Search the data for the string "Profit" and gather each line it is in.

# Material provided start

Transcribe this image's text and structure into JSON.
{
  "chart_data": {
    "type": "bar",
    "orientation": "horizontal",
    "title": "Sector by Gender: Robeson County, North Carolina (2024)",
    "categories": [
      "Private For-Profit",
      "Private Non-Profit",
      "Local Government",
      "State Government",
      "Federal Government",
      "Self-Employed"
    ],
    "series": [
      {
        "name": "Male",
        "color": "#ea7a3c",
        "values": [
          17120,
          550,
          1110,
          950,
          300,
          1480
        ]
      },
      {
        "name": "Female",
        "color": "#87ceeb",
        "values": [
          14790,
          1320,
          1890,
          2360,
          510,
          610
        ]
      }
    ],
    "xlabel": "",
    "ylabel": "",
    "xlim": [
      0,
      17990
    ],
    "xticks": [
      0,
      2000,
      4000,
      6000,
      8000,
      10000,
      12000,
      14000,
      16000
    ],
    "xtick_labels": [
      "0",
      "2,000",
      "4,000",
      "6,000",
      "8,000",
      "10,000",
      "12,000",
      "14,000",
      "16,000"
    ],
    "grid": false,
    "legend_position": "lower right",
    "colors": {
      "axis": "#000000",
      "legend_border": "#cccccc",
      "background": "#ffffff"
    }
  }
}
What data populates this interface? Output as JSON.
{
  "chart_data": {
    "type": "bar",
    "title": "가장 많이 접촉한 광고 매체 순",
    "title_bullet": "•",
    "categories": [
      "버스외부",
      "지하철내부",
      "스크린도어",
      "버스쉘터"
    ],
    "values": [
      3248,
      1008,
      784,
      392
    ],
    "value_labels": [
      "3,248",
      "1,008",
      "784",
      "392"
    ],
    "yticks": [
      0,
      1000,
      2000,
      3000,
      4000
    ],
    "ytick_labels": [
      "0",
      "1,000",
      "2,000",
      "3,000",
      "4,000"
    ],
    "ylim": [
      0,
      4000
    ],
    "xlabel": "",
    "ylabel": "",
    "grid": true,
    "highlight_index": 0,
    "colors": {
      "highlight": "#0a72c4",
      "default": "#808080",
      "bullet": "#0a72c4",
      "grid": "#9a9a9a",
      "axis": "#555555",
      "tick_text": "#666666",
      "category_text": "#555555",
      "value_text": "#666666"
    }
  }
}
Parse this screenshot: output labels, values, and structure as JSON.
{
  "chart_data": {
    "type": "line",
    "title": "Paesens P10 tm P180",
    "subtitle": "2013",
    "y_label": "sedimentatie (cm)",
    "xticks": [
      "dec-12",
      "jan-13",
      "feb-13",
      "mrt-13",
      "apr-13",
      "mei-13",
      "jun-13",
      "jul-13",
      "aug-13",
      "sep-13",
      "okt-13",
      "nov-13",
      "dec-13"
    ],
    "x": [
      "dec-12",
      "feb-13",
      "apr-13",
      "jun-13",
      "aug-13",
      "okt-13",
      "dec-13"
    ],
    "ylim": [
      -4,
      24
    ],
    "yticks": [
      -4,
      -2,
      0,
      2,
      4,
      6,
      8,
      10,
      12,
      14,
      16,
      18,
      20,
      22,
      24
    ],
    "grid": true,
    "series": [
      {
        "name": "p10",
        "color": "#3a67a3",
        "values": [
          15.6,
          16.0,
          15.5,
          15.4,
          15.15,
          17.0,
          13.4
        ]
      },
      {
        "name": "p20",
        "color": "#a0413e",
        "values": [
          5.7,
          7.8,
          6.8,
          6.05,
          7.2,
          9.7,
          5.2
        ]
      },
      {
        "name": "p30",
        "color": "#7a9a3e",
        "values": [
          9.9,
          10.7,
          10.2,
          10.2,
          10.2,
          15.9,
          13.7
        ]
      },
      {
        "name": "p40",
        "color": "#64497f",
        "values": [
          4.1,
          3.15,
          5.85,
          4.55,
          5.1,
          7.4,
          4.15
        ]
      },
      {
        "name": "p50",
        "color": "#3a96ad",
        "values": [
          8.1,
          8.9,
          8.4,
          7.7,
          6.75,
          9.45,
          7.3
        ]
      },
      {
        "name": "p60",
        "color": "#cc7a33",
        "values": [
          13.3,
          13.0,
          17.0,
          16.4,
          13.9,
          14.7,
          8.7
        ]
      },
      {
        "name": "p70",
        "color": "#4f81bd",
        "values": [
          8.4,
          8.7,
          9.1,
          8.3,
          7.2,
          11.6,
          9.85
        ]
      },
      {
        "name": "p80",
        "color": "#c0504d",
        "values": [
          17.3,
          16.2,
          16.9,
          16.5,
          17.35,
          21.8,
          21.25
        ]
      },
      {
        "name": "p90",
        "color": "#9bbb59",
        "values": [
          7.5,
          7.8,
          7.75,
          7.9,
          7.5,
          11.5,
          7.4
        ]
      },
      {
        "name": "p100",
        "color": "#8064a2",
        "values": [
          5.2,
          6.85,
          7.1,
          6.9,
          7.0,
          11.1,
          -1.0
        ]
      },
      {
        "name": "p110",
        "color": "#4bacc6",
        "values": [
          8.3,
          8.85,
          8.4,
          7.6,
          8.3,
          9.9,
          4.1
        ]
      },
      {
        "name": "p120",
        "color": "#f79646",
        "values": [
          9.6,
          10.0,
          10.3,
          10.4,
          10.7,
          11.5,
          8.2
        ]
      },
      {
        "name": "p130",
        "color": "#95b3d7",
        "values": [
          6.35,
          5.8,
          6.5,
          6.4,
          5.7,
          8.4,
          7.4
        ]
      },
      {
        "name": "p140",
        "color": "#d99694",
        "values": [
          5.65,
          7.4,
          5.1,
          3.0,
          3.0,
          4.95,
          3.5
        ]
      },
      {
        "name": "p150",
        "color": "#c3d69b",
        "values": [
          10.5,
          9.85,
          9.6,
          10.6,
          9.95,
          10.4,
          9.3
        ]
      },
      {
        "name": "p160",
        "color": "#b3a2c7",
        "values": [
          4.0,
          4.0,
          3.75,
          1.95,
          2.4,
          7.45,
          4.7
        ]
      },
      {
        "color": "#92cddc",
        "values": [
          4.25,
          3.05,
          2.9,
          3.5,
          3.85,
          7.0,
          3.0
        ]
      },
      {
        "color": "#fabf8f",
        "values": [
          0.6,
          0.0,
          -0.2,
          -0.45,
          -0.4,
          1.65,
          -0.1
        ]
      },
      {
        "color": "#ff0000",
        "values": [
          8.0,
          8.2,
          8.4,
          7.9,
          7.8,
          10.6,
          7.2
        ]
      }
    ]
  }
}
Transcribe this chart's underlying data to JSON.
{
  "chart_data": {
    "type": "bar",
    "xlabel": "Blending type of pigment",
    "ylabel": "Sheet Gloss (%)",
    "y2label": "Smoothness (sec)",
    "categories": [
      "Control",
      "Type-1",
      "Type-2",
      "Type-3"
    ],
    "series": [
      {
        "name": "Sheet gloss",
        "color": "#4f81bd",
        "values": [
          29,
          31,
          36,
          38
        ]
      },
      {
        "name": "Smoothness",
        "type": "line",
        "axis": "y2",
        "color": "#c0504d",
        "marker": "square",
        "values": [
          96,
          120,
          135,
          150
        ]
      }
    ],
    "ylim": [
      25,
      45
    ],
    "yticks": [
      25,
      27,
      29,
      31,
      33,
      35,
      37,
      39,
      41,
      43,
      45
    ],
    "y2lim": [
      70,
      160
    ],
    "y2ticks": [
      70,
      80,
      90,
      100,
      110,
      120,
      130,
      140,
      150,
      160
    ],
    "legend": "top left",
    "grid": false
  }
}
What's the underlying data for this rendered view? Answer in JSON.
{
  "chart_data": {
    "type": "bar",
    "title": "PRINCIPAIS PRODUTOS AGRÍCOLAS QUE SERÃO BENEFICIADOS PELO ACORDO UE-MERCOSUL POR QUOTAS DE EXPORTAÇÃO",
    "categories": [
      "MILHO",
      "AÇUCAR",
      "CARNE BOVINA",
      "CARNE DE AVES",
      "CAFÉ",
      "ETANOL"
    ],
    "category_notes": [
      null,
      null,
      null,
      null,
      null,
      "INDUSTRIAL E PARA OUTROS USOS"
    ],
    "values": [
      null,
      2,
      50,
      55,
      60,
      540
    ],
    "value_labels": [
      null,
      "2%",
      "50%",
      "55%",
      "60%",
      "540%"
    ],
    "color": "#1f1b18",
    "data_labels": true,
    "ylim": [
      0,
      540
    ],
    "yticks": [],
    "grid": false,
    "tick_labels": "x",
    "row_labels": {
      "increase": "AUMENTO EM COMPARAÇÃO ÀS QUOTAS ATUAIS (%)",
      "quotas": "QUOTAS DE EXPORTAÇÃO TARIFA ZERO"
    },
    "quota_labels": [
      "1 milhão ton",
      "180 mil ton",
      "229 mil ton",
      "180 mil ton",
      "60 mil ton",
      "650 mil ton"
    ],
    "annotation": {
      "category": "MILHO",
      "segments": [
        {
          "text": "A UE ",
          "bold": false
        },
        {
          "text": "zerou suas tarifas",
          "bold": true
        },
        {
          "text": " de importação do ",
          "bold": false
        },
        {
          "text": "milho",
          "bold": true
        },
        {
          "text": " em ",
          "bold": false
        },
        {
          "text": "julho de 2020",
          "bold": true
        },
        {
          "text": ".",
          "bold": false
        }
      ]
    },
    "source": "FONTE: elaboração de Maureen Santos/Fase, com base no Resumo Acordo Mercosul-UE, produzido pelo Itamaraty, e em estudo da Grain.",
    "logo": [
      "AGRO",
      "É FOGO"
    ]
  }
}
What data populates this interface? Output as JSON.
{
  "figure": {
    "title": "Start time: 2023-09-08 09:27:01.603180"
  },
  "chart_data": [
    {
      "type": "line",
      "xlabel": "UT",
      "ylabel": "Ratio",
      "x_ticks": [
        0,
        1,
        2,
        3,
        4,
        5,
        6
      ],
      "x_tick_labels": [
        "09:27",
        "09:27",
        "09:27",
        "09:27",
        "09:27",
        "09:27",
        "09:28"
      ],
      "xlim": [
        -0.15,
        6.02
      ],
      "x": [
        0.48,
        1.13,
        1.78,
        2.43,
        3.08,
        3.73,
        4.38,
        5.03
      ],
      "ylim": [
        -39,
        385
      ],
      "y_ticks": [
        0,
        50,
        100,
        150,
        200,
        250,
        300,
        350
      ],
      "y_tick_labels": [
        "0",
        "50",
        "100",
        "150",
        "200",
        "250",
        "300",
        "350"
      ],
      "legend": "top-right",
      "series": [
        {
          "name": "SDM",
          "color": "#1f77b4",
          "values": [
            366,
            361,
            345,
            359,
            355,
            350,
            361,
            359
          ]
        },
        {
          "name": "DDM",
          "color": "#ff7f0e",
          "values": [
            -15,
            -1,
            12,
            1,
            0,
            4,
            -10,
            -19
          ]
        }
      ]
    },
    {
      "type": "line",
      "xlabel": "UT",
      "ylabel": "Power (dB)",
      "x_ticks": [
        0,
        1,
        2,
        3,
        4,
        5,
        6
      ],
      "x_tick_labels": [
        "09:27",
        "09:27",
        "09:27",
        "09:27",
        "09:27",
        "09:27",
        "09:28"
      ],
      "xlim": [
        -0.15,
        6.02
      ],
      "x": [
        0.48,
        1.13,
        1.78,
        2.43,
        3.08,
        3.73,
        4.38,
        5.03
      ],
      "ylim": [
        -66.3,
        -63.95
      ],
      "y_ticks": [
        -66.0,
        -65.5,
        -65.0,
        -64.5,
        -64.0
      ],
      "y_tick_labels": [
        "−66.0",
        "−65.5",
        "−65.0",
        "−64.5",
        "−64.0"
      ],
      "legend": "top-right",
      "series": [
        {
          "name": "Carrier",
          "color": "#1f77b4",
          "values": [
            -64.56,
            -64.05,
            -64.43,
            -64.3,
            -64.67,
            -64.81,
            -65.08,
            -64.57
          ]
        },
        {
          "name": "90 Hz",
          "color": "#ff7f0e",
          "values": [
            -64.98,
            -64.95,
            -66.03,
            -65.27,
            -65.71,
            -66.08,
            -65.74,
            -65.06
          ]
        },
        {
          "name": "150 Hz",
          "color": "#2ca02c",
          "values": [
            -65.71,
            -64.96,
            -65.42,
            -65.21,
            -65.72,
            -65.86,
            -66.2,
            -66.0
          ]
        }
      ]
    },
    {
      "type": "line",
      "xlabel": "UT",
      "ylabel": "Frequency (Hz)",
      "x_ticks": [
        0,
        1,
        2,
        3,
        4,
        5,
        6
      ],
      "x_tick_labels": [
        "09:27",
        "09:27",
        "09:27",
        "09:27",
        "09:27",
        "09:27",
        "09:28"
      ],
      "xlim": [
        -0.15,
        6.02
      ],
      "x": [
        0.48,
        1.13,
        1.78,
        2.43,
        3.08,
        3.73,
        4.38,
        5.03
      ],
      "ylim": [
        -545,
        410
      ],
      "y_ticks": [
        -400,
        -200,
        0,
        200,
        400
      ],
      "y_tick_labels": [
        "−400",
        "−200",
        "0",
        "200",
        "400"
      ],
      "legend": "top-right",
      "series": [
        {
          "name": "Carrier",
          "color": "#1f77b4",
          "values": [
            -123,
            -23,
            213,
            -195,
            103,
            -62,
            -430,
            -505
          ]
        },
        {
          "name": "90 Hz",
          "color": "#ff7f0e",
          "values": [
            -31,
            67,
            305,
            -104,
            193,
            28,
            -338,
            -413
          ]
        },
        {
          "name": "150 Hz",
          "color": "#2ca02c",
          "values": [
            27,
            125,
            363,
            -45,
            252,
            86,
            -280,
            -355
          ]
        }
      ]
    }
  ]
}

# Material provided end

• [Full answer]:
      "Private For-Profit",
      "Private Non-Profit",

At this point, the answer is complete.